__WHAT THIS TASK INVOLVES__: Convert the entries, from their first line through the line that contains "navigation-bar <box>0 906 467 960</box>", into a JSON list of strings with one string per line and blank lines omitted.

^^^^^^^^

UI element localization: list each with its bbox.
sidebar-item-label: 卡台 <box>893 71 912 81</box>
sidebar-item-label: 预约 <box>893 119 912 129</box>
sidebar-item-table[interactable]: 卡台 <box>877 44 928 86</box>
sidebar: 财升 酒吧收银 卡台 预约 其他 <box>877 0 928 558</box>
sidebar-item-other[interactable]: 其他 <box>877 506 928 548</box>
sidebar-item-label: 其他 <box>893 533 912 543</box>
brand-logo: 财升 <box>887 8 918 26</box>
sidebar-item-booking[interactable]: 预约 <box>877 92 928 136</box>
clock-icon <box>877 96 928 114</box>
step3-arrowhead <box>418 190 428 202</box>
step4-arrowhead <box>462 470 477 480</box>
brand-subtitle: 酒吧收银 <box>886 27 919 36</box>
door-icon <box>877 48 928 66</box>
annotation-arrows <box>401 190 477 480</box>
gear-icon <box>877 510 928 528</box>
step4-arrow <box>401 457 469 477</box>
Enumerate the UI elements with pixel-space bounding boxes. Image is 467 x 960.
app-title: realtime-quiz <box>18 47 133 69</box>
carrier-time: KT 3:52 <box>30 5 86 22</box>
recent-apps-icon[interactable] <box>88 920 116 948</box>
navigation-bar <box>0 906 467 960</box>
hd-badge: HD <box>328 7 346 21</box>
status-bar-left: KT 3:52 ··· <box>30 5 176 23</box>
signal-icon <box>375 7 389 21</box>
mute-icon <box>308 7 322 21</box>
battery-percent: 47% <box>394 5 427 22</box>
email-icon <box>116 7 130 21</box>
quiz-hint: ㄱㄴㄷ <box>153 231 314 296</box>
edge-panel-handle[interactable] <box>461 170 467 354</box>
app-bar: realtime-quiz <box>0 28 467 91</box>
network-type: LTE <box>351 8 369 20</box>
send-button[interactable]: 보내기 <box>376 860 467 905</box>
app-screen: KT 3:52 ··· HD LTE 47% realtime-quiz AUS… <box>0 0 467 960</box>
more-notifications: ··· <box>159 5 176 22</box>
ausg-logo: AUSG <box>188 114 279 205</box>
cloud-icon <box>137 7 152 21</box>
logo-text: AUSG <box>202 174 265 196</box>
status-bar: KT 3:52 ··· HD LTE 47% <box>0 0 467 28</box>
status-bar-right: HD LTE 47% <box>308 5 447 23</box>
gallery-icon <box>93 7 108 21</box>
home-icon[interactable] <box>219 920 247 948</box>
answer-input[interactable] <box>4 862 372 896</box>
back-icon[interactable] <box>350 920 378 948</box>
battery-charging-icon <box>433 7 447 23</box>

^^^^^^^^

__SOLUTION__:
[
  "UI element localization: list each with its bbox.",
  "sidebar-item-label: 卡台 <box>893 71 912 81</box>",
  "sidebar-item-label: 预约 <box>893 119 912 129</box>",
  "sidebar-item-table[interactable]: 卡台 <box>877 44 928 86</box>",
  "sidebar: 财升 酒吧收银 卡台 预约 其他 <box>877 0 928 558</box>",
  "sidebar-item-other[interactable]: 其他 <box>877 506 928 548</box>",
  "sidebar-item-label: 其他 <box>893 533 912 543</box>",
  "brand-logo: 财升 <box>887 8 918 26</box>",
  "sidebar-item-booking[interactable]: 预约 <box>877 92 928 136</box>",
  "clock-icon <box>877 96 928 114</box>",
  "step3-arrowhead <box>418 190 428 202</box>",
  "step4-arrowhead <box>462 470 477 480</box>",
  "brand-subtitle: 酒吧收银 <box>886 27 919 36</box>",
  "door-icon <box>877 48 928 66</box>",
  "annotation-arrows <box>401 190 477 480</box>",
  "gear-icon <box>877 510 928 528</box>",
  "step4-arrow <box>401 457 469 477</box>",
  "Enumerate the UI elements with pixel-space bounding boxes. Image is 467 x 960.",
  "app-title: realtime-quiz <box>18 47 133 69</box>",
  "carrier-time: KT 3:52 <box>30 5 86 22</box>",
  "recent-apps-icon[interactable] <box>88 920 116 948</box>",
  "navigation-bar <box>0 906 467 960</box>"
]